→ **Stated exercise**
Give back every row below verbatim, line for line, without changing anything.

● ● ● ●

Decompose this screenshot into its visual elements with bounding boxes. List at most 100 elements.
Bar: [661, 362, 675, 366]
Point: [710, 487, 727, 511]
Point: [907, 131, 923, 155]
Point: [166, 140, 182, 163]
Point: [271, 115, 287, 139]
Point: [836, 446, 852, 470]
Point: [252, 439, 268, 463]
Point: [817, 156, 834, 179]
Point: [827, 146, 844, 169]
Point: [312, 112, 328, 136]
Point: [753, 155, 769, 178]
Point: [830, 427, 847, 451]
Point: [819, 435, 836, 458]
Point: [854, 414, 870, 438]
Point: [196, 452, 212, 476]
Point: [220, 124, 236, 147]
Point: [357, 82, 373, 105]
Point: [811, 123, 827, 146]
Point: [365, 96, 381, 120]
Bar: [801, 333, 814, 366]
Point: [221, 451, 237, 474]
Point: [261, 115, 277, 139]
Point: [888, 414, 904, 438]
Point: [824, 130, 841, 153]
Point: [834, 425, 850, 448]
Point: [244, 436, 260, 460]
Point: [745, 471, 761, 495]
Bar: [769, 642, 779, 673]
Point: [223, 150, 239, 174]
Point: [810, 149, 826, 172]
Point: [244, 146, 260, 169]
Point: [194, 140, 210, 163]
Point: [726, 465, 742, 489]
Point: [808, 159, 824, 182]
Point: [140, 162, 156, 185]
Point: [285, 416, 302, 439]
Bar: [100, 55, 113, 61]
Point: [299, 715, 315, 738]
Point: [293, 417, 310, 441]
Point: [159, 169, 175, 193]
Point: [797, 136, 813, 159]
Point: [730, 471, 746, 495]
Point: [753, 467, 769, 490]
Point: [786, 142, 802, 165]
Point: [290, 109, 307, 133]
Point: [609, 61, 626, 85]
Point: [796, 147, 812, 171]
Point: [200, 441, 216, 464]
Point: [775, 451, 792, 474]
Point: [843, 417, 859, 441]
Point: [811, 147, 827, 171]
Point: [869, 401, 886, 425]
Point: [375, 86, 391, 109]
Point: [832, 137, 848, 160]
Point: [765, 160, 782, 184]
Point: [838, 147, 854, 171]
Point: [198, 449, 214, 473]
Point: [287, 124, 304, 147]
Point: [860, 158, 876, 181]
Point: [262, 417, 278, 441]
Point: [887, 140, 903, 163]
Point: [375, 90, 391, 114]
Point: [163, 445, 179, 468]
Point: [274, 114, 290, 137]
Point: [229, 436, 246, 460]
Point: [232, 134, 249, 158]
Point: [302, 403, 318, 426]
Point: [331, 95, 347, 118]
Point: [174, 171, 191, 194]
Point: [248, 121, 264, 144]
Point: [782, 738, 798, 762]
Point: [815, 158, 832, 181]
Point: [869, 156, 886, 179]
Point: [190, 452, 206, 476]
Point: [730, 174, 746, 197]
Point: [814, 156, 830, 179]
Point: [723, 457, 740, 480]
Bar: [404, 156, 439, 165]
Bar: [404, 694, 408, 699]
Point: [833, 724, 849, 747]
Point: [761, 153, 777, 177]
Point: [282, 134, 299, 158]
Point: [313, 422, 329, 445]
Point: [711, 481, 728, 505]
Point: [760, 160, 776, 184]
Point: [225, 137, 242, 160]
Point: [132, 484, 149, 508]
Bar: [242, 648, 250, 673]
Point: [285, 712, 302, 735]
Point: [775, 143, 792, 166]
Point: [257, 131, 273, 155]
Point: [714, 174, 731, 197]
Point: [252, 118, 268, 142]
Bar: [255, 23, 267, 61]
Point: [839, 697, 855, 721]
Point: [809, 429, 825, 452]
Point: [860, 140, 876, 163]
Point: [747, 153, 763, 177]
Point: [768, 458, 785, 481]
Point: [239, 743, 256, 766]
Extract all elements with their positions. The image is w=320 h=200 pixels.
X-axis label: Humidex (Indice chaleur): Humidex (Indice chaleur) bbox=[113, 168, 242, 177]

● ● ● ●

→ **Output for this exercise**
Decompose this screenshot into its visual elements with bounding boxes. List at most 100 elements.
Bar: [661, 362, 675, 366]
Point: [710, 487, 727, 511]
Point: [907, 131, 923, 155]
Point: [166, 140, 182, 163]
Point: [271, 115, 287, 139]
Point: [836, 446, 852, 470]
Point: [252, 439, 268, 463]
Point: [817, 156, 834, 179]
Point: [827, 146, 844, 169]
Point: [312, 112, 328, 136]
Point: [753, 155, 769, 178]
Point: [830, 427, 847, 451]
Point: [819, 435, 836, 458]
Point: [854, 414, 870, 438]
Point: [196, 452, 212, 476]
Point: [220, 124, 236, 147]
Point: [357, 82, 373, 105]
Point: [811, 123, 827, 146]
Point: [365, 96, 381, 120]
Bar: [801, 333, 814, 366]
Point: [221, 451, 237, 474]
Point: [261, 115, 277, 139]
Point: [888, 414, 904, 438]
Point: [824, 130, 841, 153]
Point: [834, 425, 850, 448]
Point: [244, 436, 260, 460]
Point: [745, 471, 761, 495]
Bar: [769, 642, 779, 673]
Point: [223, 150, 239, 174]
Point: [810, 149, 826, 172]
Point: [244, 146, 260, 169]
Point: [194, 140, 210, 163]
Point: [726, 465, 742, 489]
Point: [808, 159, 824, 182]
Point: [140, 162, 156, 185]
Point: [285, 416, 302, 439]
Bar: [100, 55, 113, 61]
Point: [299, 715, 315, 738]
Point: [293, 417, 310, 441]
Point: [159, 169, 175, 193]
Point: [797, 136, 813, 159]
Point: [730, 471, 746, 495]
Point: [753, 467, 769, 490]
Point: [786, 142, 802, 165]
Point: [290, 109, 307, 133]
Point: [609, 61, 626, 85]
Point: [796, 147, 812, 171]
Point: [200, 441, 216, 464]
Point: [775, 451, 792, 474]
Point: [843, 417, 859, 441]
Point: [811, 147, 827, 171]
Point: [869, 401, 886, 425]
Point: [375, 86, 391, 109]
Point: [832, 137, 848, 160]
Point: [765, 160, 782, 184]
Point: [838, 147, 854, 171]
Point: [198, 449, 214, 473]
Point: [287, 124, 304, 147]
Point: [860, 158, 876, 181]
Point: [262, 417, 278, 441]
Point: [887, 140, 903, 163]
Point: [375, 90, 391, 114]
Point: [163, 445, 179, 468]
Point: [274, 114, 290, 137]
Point: [229, 436, 246, 460]
Point: [232, 134, 249, 158]
Point: [302, 403, 318, 426]
Point: [331, 95, 347, 118]
Point: [174, 171, 191, 194]
Point: [248, 121, 264, 144]
Point: [782, 738, 798, 762]
Point: [815, 158, 832, 181]
Point: [869, 156, 886, 179]
Point: [190, 452, 206, 476]
Point: [730, 174, 746, 197]
Point: [814, 156, 830, 179]
Point: [723, 457, 740, 480]
Bar: [404, 156, 439, 165]
Bar: [404, 694, 408, 699]
Point: [833, 724, 849, 747]
Point: [761, 153, 777, 177]
Point: [282, 134, 299, 158]
Point: [313, 422, 329, 445]
Point: [711, 481, 728, 505]
Point: [760, 160, 776, 184]
Point: [225, 137, 242, 160]
Point: [132, 484, 149, 508]
Bar: [242, 648, 250, 673]
Point: [285, 712, 302, 735]
Point: [775, 143, 792, 166]
Point: [257, 131, 273, 155]
Point: [714, 174, 731, 197]
Point: [252, 118, 268, 142]
Bar: [255, 23, 267, 61]
Point: [839, 697, 855, 721]
Point: [809, 429, 825, 452]
Point: [860, 140, 876, 163]
Point: [747, 153, 763, 177]
Point: [768, 458, 785, 481]
Point: [239, 743, 256, 766]
Extract all elements with their positions. The image is w=320 h=200 pixels.
X-axis label: Humidex (Indice chaleur): Humidex (Indice chaleur) bbox=[113, 168, 242, 177]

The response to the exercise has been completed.